*Instructions to follow*
Records follow. Copy every line with "保育所型".
_____
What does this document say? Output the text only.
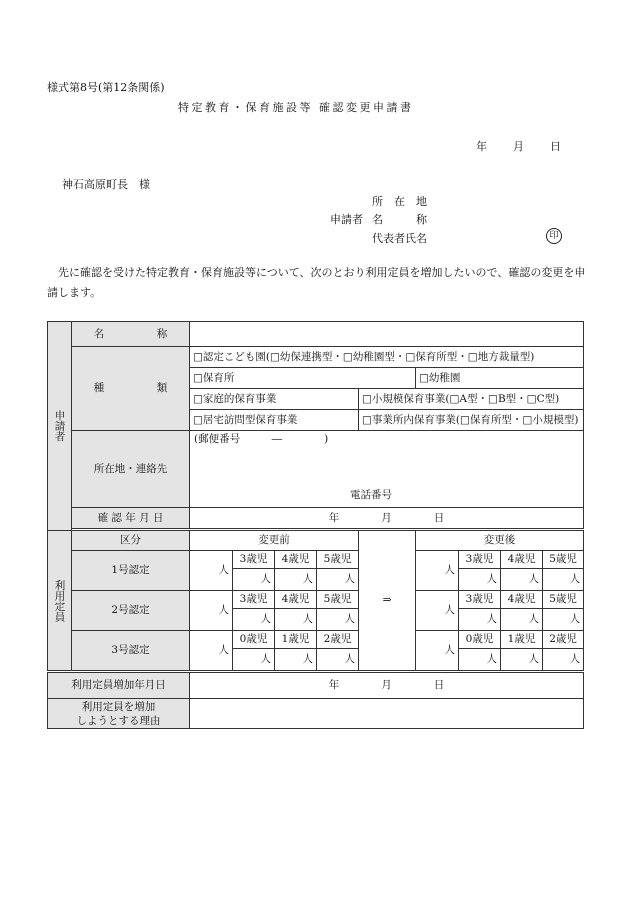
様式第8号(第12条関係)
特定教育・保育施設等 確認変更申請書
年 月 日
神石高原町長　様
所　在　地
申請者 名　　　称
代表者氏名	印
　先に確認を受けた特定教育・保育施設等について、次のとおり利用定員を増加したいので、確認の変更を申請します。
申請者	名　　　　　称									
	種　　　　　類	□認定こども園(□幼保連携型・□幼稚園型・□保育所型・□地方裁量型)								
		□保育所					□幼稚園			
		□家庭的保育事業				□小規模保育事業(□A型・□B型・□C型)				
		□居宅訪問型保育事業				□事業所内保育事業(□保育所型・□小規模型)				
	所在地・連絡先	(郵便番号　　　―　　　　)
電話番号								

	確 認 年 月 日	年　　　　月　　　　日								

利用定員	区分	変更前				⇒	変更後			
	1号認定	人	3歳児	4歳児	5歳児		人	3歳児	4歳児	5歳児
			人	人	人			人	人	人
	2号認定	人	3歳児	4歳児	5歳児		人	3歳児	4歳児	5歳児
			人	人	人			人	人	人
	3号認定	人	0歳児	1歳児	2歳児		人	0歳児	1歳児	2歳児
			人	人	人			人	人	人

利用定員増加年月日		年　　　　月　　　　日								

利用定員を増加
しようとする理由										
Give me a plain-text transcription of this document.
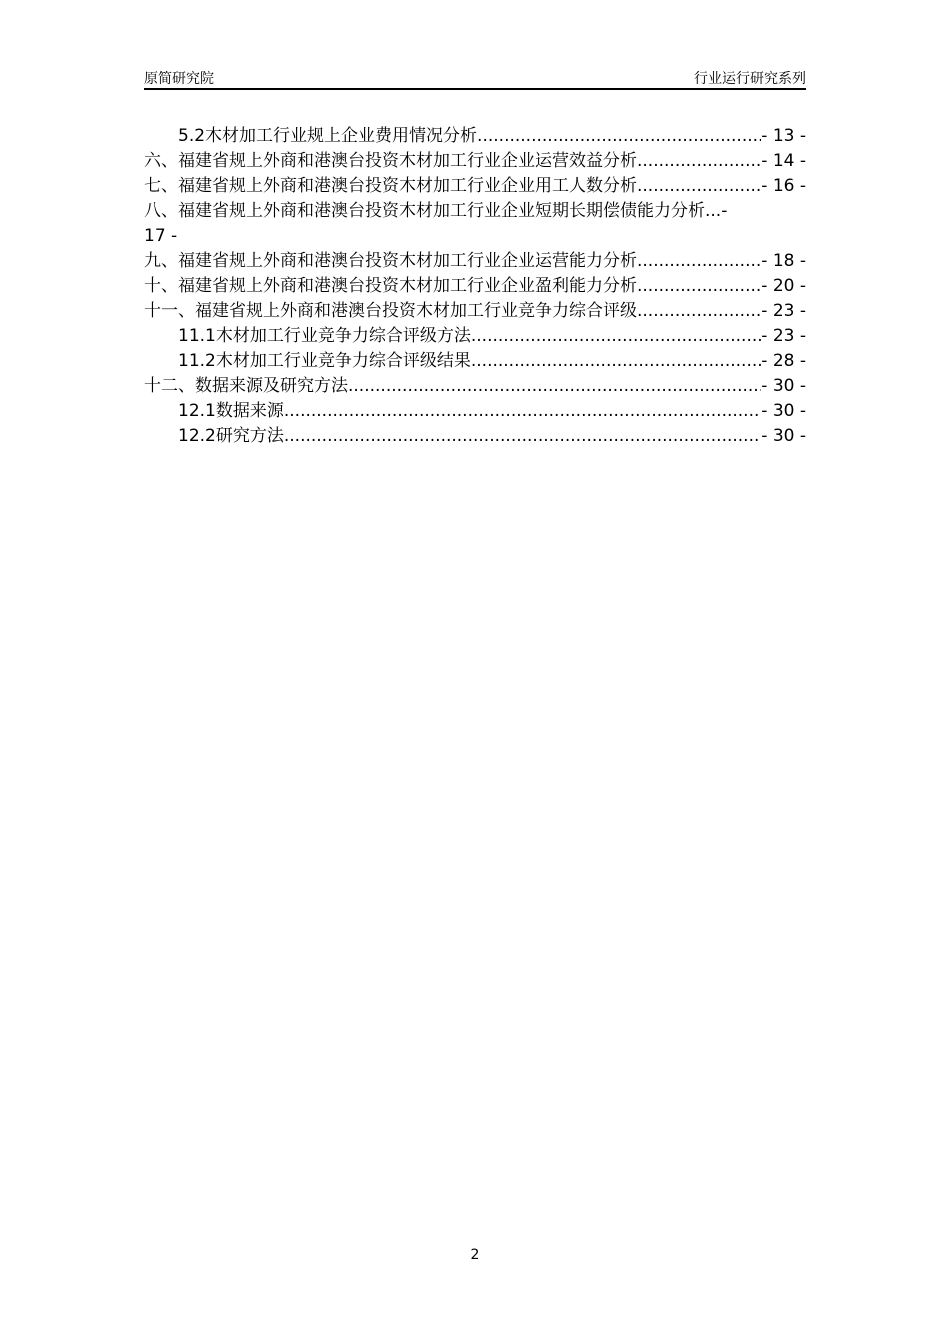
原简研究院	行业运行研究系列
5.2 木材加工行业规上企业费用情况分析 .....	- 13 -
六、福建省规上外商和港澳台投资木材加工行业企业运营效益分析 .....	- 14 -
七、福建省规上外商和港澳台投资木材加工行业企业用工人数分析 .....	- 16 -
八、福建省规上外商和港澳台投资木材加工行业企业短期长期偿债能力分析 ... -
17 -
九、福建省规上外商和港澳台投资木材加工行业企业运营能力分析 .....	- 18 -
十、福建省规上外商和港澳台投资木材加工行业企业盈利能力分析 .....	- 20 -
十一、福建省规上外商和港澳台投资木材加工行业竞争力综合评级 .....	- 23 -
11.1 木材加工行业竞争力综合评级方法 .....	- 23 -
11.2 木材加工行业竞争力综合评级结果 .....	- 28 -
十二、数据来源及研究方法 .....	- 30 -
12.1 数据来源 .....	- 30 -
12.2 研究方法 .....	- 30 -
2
_____
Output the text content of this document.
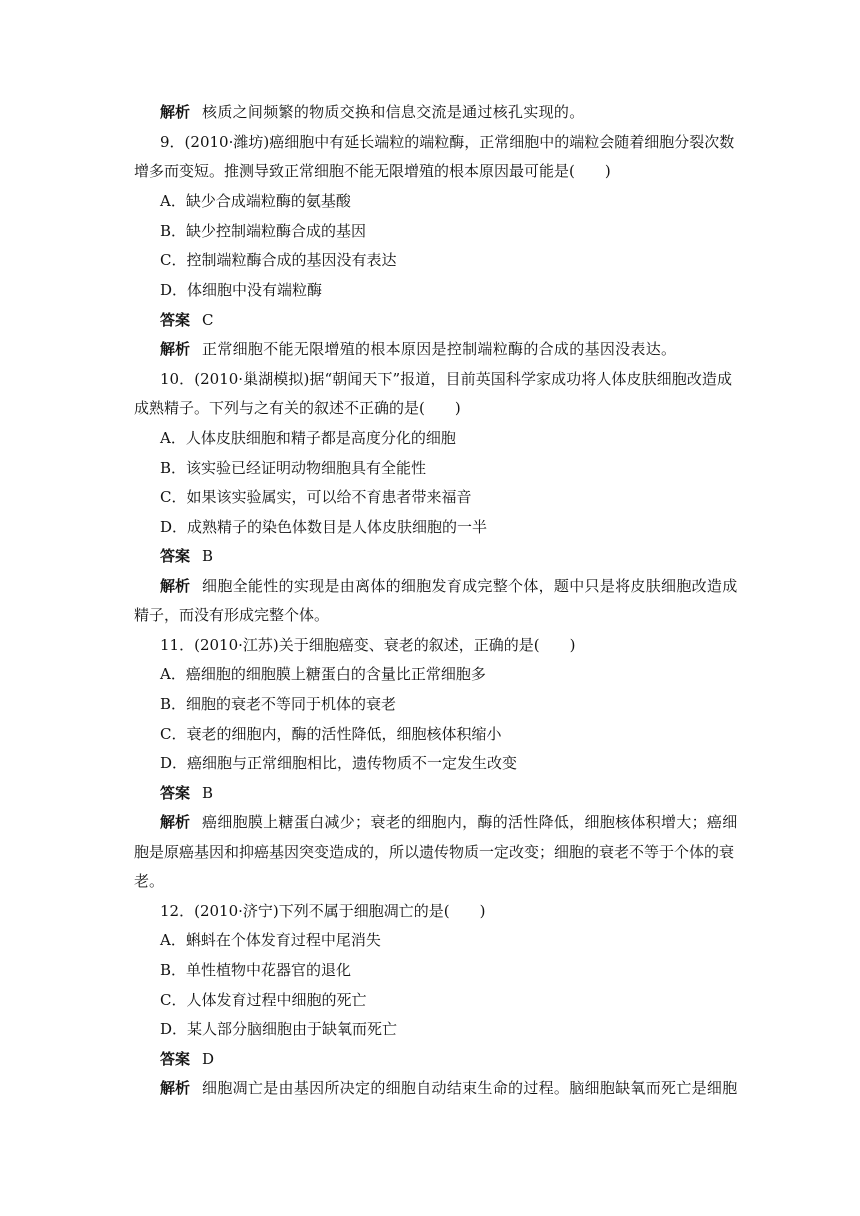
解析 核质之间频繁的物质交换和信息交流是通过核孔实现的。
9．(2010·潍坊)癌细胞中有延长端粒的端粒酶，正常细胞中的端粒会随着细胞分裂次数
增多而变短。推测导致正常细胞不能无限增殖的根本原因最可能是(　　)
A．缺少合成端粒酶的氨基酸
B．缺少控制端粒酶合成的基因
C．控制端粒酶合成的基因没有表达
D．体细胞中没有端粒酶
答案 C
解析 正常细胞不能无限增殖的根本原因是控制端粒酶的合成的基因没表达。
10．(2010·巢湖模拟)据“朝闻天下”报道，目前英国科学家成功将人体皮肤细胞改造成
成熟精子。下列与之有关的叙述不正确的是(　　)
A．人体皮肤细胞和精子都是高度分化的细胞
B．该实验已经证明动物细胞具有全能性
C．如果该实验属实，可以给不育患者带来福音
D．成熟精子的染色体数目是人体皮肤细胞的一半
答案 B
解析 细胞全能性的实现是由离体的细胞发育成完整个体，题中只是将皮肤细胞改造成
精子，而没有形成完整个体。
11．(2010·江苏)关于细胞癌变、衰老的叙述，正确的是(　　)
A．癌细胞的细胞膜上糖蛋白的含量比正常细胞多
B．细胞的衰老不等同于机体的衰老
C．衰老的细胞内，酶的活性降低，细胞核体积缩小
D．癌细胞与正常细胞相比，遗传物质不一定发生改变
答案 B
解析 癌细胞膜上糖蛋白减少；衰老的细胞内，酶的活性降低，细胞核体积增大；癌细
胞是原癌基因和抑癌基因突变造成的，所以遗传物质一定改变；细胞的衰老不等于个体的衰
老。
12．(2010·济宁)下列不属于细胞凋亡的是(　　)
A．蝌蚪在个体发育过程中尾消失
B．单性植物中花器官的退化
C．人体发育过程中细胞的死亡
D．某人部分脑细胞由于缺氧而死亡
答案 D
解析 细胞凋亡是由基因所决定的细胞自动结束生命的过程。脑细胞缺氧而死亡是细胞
_____
*Worked answer*
	種　　　　　類	□認定こども園(□幼保連携型・□幼稚園型・□保育所型・□地方裁量型)								
		□居宅訪問型保育事業				□事業所内保育事業(□保育所型・□小規模型)				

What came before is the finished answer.